= What you are asked to do =
Rewrite the data below, replacing every "interactable" with "clickable" and leaving everything else unchanged. Omit the pictures from your answer.

= Given records =

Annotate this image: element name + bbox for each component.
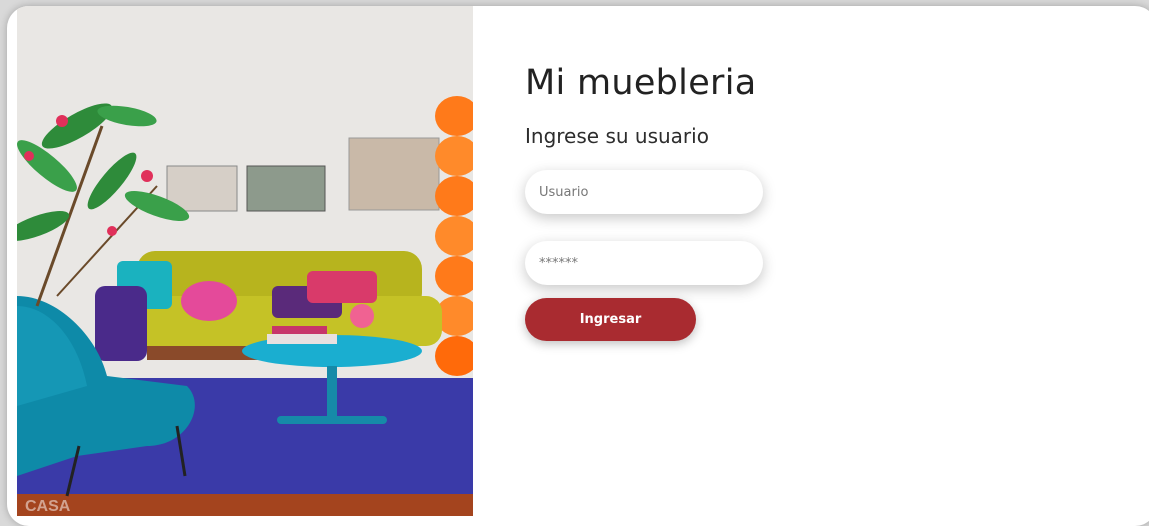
- living-room-photo: CASA: [17, 6, 473, 516]
- password-input[interactable]: [525, 241, 763, 285]
- login-subtitle: Ingrese su usuario: [525, 124, 709, 148]
- login-form: Mi muebleria Ingrese su usuario Ingresar: [525, 6, 1025, 516]
- watermark-text: CASA: [25, 498, 71, 515]
- login-button[interactable]: Ingresar: [525, 298, 696, 341]
- app-title: Mi muebleria: [525, 63, 757, 103]
- username-input[interactable]: [525, 170, 763, 214]
- login-card: CASA Mi muebleria Ingrese su usuario Ing…: [7, 6, 1149, 526]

= Answer for the task =
Annotate this image: element name + bbox for each component.
- living-room-photo: CASA: [17, 6, 473, 516]
- password-input[clickable]: [525, 241, 763, 285]
- login-subtitle: Ingrese su usuario: [525, 124, 709, 148]
- login-form: Mi muebleria Ingrese su usuario Ingresar: [525, 6, 1025, 516]
- watermark-text: CASA: [25, 498, 71, 515]
- login-button[clickable]: Ingresar: [525, 298, 696, 341]
- app-title: Mi muebleria: [525, 63, 757, 103]
- username-input[clickable]: [525, 170, 763, 214]
- login-card: CASA Mi muebleria Ingrese su usuario Ing…: [7, 6, 1149, 526]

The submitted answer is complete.